(begin)
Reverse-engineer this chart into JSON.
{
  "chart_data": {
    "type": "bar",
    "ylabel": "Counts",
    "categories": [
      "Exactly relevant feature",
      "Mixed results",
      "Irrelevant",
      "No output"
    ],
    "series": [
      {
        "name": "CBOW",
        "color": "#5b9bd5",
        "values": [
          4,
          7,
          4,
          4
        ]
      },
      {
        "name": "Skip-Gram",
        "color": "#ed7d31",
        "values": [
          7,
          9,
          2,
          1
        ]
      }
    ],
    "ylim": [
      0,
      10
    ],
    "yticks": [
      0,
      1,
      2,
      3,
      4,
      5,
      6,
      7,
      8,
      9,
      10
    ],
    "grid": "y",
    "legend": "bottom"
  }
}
(end)
* _STATED PROBLEM_:
Restate the whole listing exactly.

* _COMPLETED TASK_:
Reverse-engineer this chart into JSON.
{
  "chart_data": {
    "type": "bar",
    "ylabel": "Counts",
    "categories": [
      "Exactly relevant feature",
      "Mixed results",
      "Irrelevant",
      "No output"
    ],
    "series": [
      {
        "name": "CBOW",
        "color": "#5b9bd5",
        "values": [
          4,
          7,
          4,
          4
        ]
      },
      {
        "name": "Skip-Gram",
        "color": "#ed7d31",
        "values": [
          7,
          9,
          2,
          1
        ]
      }
    ],
    "ylim": [
      0,
      10
    ],
    "yticks": [
      0,
      1,
      2,
      3,
      4,
      5,
      6,
      7,
      8,
      9,
      10
    ],
    "grid": "y",
    "legend": "bottom"
  }
}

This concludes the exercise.